Input rows |
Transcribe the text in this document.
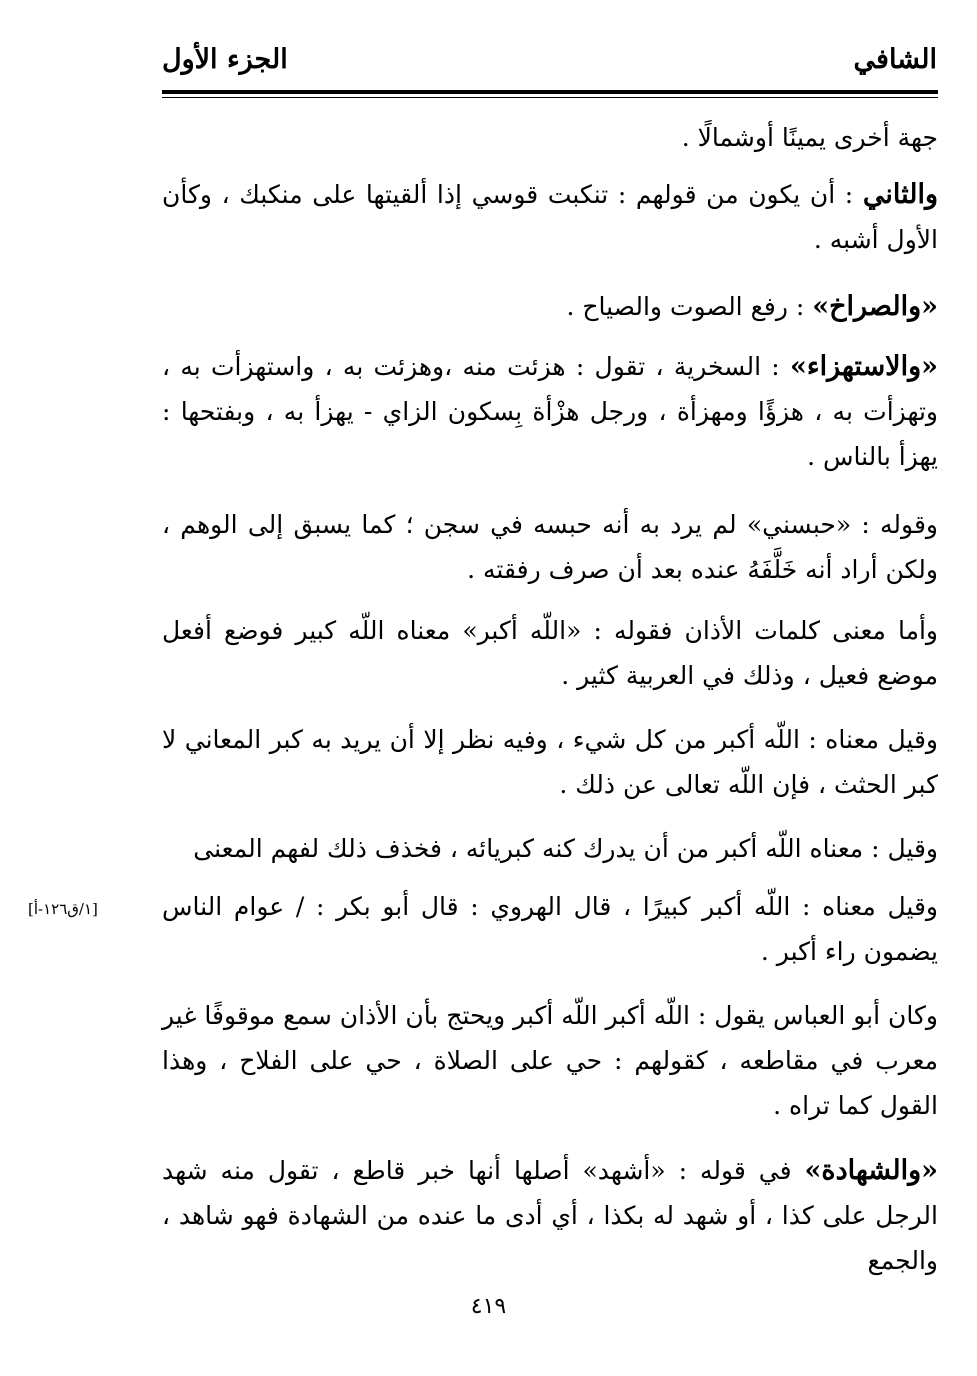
الشافي
الجزء الأول
جهة أخرى يمينًا أوشمالًا .
والثاني : أن يكون من قولهم : تنكبت قوسي إذا ألقيتها على منكبك ، وكأن الأول أشبه .
«والصراخ» : رفع الصوت والصياح .
«والاستهزاء» : السخرية ، تقول : هزئت منه ،وهزئت به ، واستهزأت به ، وتهزأت به ، هزؤًا ومهزأة ، ورجل هزْأة بِسكون الزاي - يهزأ به ، وبفتحها : يهزأ بالناس .
وقوله : «حبسني» لم يرد به أنه حبسه في سجن ؛ كما يسبق إلى الوهم ، ولكن أراد أنه خَلَّفَهُ عنده بعد أن صرف رفقته .
وأما معنى كلمات الأذان فقوله : «اللّه أكبر» معناه اللّه كبير فوضع أفعل موضع فعيل ، وذلك في العربية كثير .
وقيل معناه : اللّه أكبر من كل شيء ، وفيه نظر إلا أن يريد به كبر المعاني لا كبر الحثث ، فإن اللّه تعالى عن ذلك .
وقيل : معناه اللّه أكبر من أن يدرك كنه كبريائه ، فخذف ذلك لفهم المعنى
وقيل معناه : اللّه أكبر كبيرًا ، قال الهروي : قال أبو بكر : / عوام الناس يضمون راء أكبر .
[١/ق١٢٦-أ]
وكان أبو العباس يقول : اللّه أكبر اللّه أكبر ويحتج بأن الأذان سمع موقوفًا غير معرب في مقاطعه ، كقولهم : حي على الصلاة ، حي على الفلاح ، وهذا القول كما تراه .
«والشهادة» في قوله : «أشهد» أصلها أنها خبر قاطع ، تقول منه شهد الرجل على كذا ، أو شهد له بكذا ، أي أدى ما عنده من الشهادة فهو شاهد ، والجمع
٤١٩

Task goal |
Copy all the records above exactly, but leave out the pictures.

Full response |
Transcribe the text in this document.
الشافي
الجزء الأول
جهة أخرى يمينًا أوشمالًا .
والثاني : أن يكون من قولهم : تنكبت قوسي إذا ألقيتها على منكبك ، وكأن الأول أشبه .
«والصراخ» : رفع الصوت والصياح .
«والاستهزاء» : السخرية ، تقول : هزئت منه ،وهزئت به ، واستهزأت به ، وتهزأت به ، هزؤًا ومهزأة ، ورجل هزْأة بِسكون الزاي - يهزأ به ، وبفتحها : يهزأ بالناس .
وقوله : «حبسني» لم يرد به أنه حبسه في سجن ؛ كما يسبق إلى الوهم ، ولكن أراد أنه خَلَّفَهُ عنده بعد أن صرف رفقته .
وأما معنى كلمات الأذان فقوله : «اللّه أكبر» معناه اللّه كبير فوضع أفعل موضع فعيل ، وذلك في العربية كثير .
وقيل معناه : اللّه أكبر من كل شيء ، وفيه نظر إلا أن يريد به كبر المعاني لا كبر الحثث ، فإن اللّه تعالى عن ذلك .
وقيل : معناه اللّه أكبر من أن يدرك كنه كبريائه ، فخذف ذلك لفهم المعنى
وقيل معناه : اللّه أكبر كبيرًا ، قال الهروي : قال أبو بكر : / عوام الناس يضمون راء أكبر .
[١/ق١٢٦-أ]
وكان أبو العباس يقول : اللّه أكبر اللّه أكبر ويحتج بأن الأذان سمع موقوفًا غير معرب في مقاطعه ، كقولهم : حي على الصلاة ، حي على الفلاح ، وهذا القول كما تراه .
«والشهادة» في قوله : «أشهد» أصلها أنها خبر قاطع ، تقول منه شهد الرجل على كذا ، أو شهد له بكذا ، أي أدى ما عنده من الشهادة فهو شاهد ، والجمع
٤١٩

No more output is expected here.